# [Work to do]
From the entries below, gather every line containing the string "Inde".

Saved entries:
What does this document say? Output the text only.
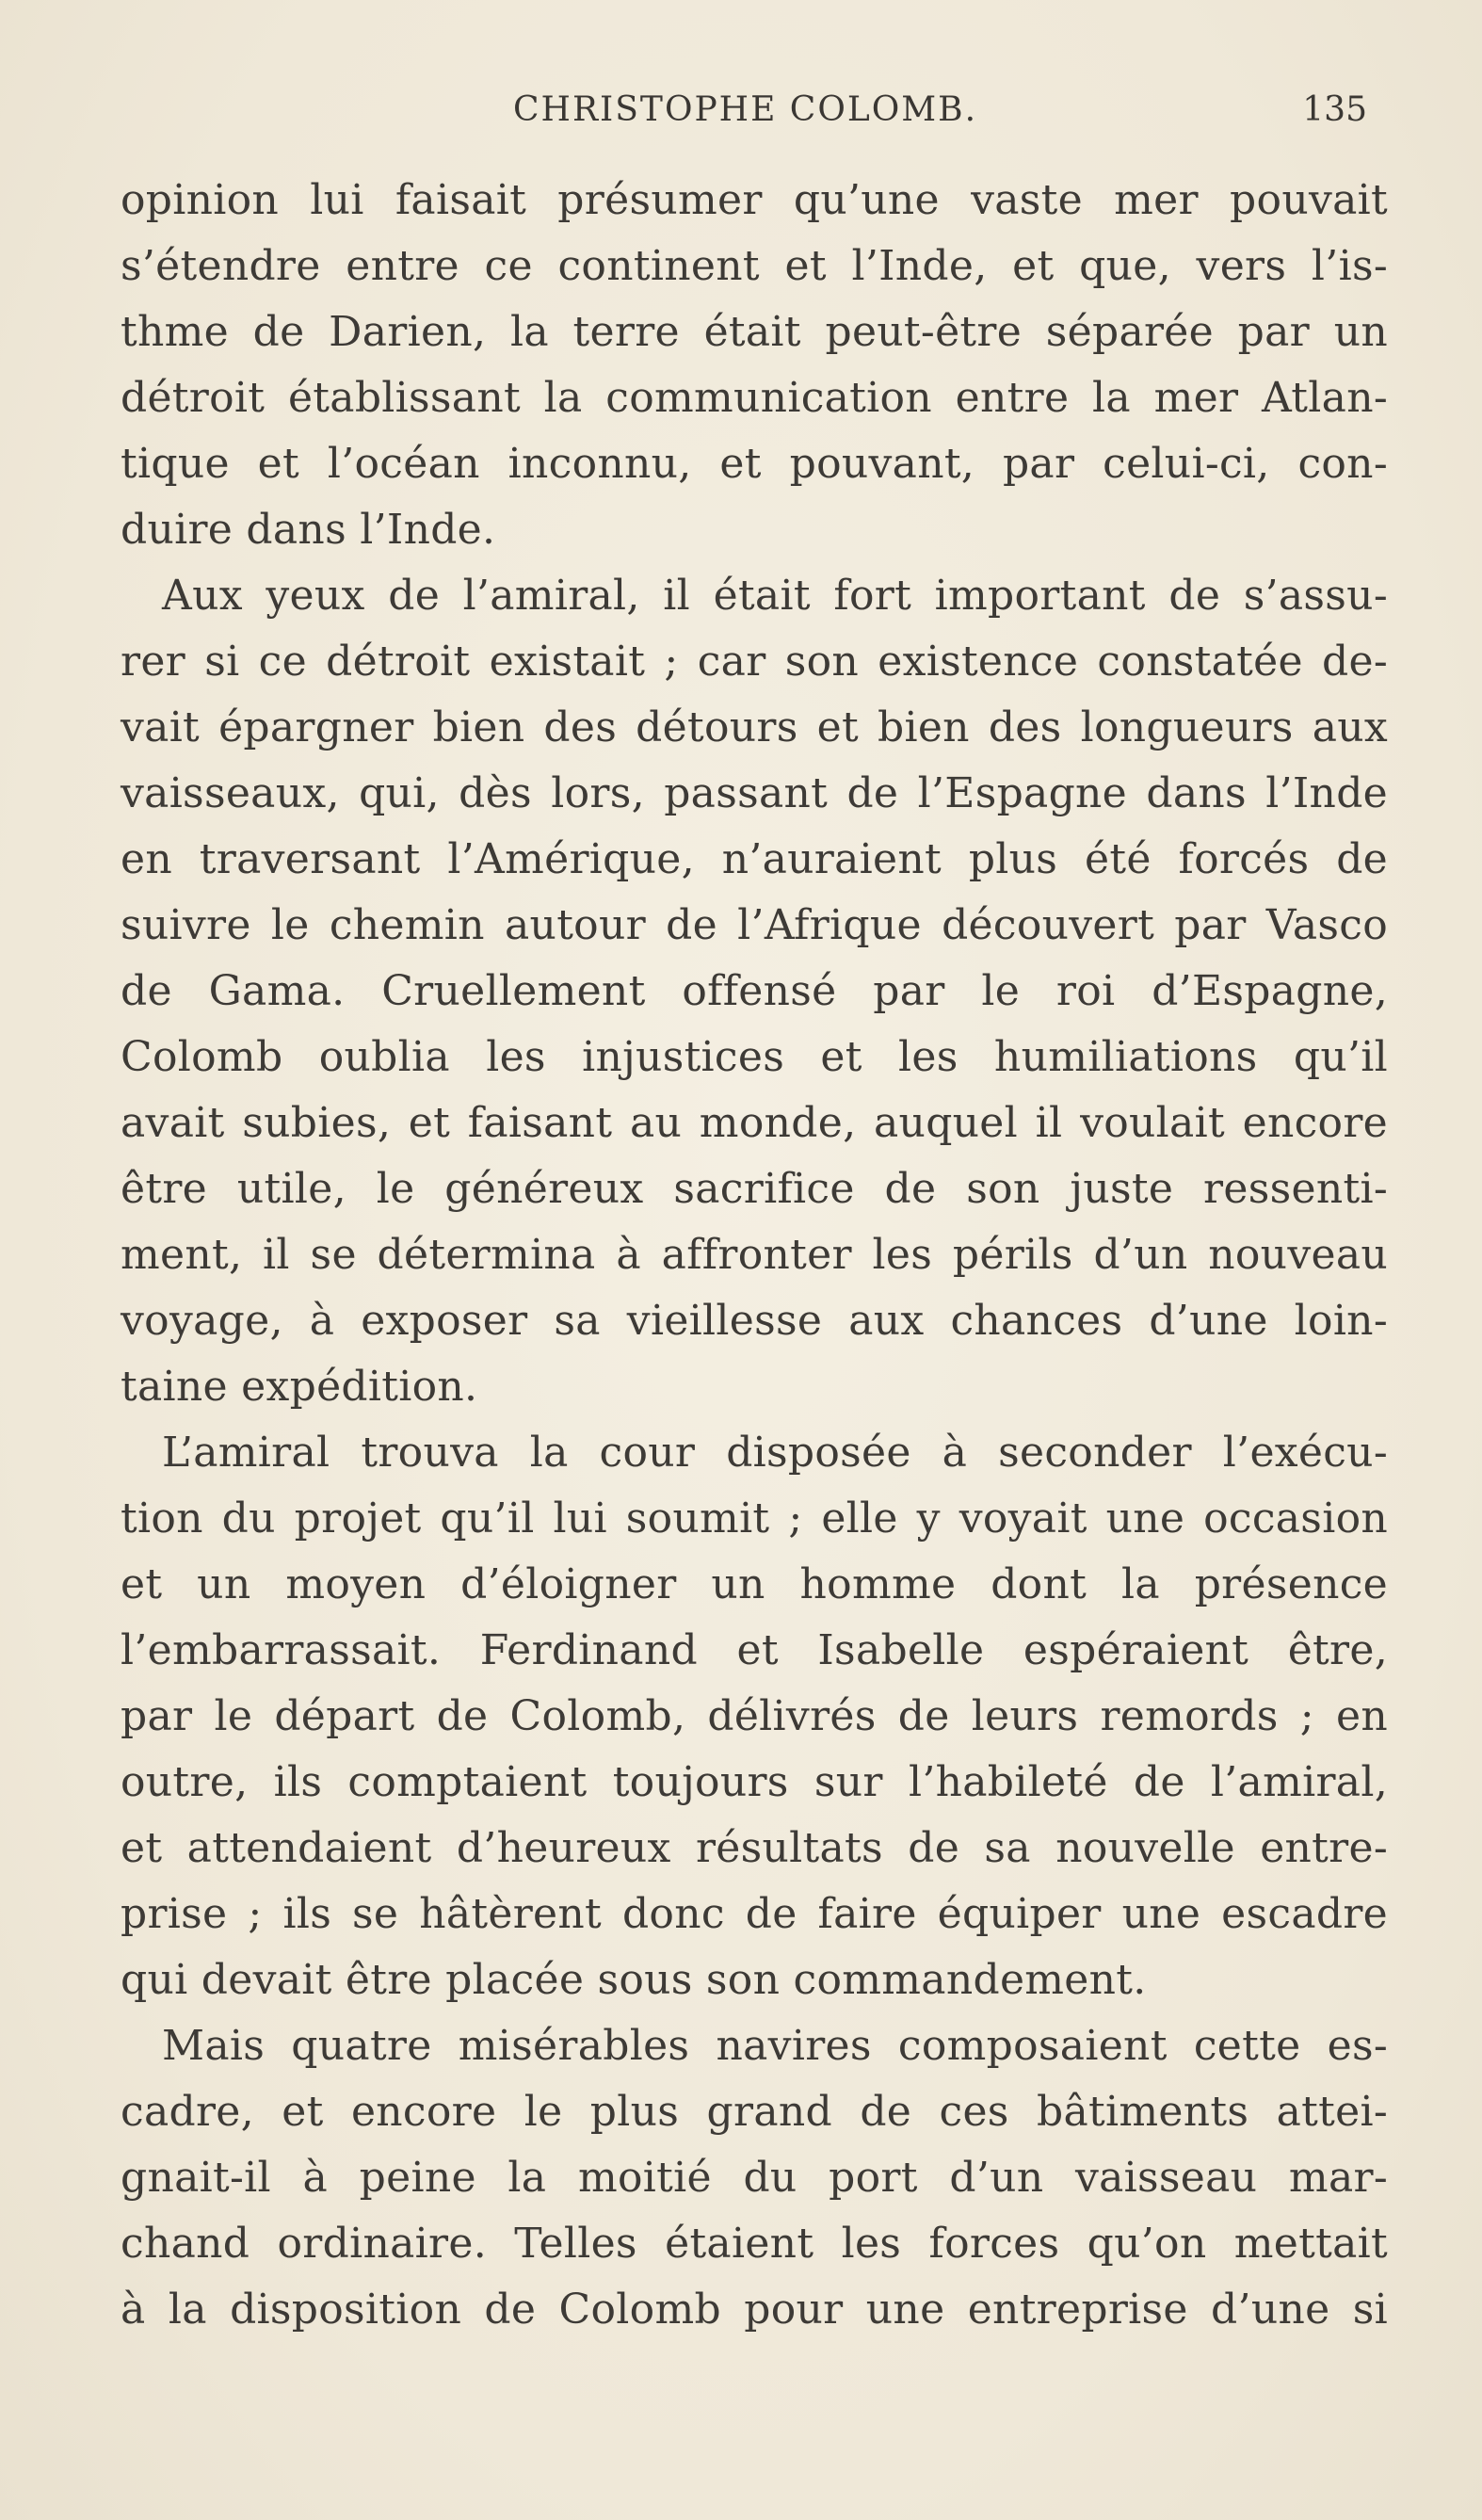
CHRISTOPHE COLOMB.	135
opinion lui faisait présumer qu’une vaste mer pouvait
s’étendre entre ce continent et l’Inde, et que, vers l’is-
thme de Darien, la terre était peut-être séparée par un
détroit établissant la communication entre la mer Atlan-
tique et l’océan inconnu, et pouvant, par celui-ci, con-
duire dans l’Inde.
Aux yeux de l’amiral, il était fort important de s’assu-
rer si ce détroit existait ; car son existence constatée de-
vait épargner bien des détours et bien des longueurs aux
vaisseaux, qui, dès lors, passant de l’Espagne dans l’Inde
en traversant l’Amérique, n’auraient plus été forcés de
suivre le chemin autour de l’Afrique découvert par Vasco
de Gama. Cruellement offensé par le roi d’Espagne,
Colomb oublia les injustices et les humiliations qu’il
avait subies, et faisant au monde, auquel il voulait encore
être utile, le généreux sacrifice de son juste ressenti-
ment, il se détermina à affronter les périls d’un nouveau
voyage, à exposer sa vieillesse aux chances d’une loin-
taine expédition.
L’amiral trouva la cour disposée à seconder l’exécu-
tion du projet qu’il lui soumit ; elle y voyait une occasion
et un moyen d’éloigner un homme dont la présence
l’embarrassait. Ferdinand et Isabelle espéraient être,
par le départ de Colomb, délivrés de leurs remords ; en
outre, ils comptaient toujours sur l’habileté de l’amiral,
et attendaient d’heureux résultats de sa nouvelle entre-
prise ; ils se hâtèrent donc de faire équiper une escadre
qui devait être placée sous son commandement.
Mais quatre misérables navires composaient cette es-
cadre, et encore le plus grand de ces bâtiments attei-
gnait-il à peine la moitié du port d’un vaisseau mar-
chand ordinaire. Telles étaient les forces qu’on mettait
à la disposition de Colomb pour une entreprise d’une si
==
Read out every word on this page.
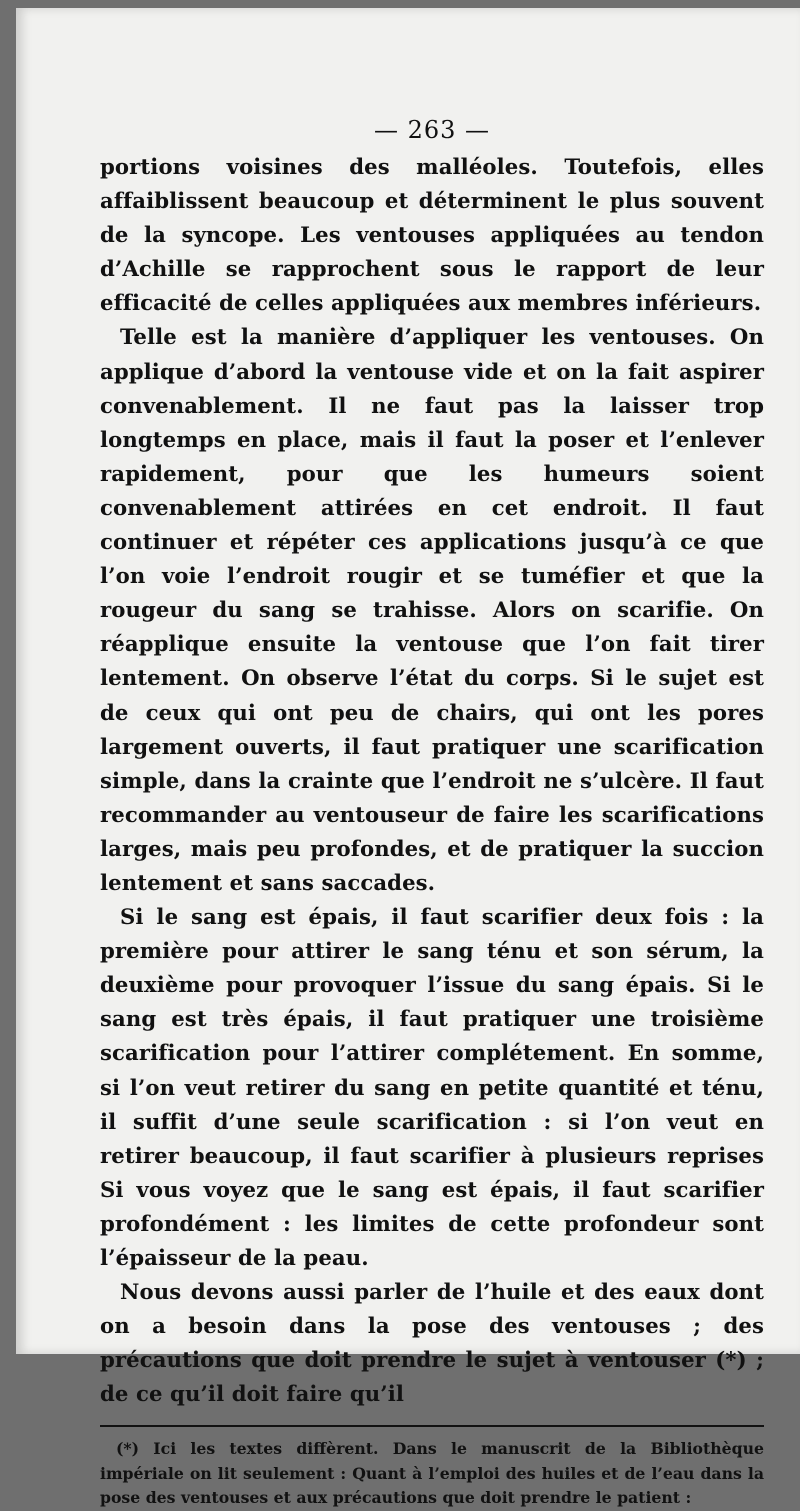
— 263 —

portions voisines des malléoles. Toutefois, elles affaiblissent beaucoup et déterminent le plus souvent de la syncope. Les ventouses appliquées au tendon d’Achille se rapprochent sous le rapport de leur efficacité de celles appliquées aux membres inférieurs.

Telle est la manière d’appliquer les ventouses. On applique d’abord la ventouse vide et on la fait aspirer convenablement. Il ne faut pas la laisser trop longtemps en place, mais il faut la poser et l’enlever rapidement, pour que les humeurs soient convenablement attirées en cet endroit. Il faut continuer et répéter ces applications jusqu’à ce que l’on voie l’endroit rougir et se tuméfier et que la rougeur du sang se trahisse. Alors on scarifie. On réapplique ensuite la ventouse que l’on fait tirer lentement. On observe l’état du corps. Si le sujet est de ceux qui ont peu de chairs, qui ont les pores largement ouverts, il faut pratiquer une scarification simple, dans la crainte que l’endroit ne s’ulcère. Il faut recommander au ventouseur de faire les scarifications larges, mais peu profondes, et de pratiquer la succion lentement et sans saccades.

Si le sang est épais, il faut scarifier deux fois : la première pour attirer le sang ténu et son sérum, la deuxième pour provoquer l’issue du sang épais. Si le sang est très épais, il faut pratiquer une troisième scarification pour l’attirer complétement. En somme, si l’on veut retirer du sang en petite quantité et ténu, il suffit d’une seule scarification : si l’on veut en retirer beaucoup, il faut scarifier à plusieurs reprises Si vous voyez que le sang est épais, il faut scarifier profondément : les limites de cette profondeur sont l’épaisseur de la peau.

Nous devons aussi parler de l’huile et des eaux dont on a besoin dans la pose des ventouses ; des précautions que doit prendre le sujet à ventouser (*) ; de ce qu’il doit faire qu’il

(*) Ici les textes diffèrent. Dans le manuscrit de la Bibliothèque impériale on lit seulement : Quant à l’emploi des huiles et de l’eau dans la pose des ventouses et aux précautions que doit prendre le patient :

# [Written answer]
s’étendre entre ce continent et l’Inde, et que, vers l’is-
duire dans l’Inde.
vaisseaux, qui, dès lors, passant de l’Espagne dans l’Inde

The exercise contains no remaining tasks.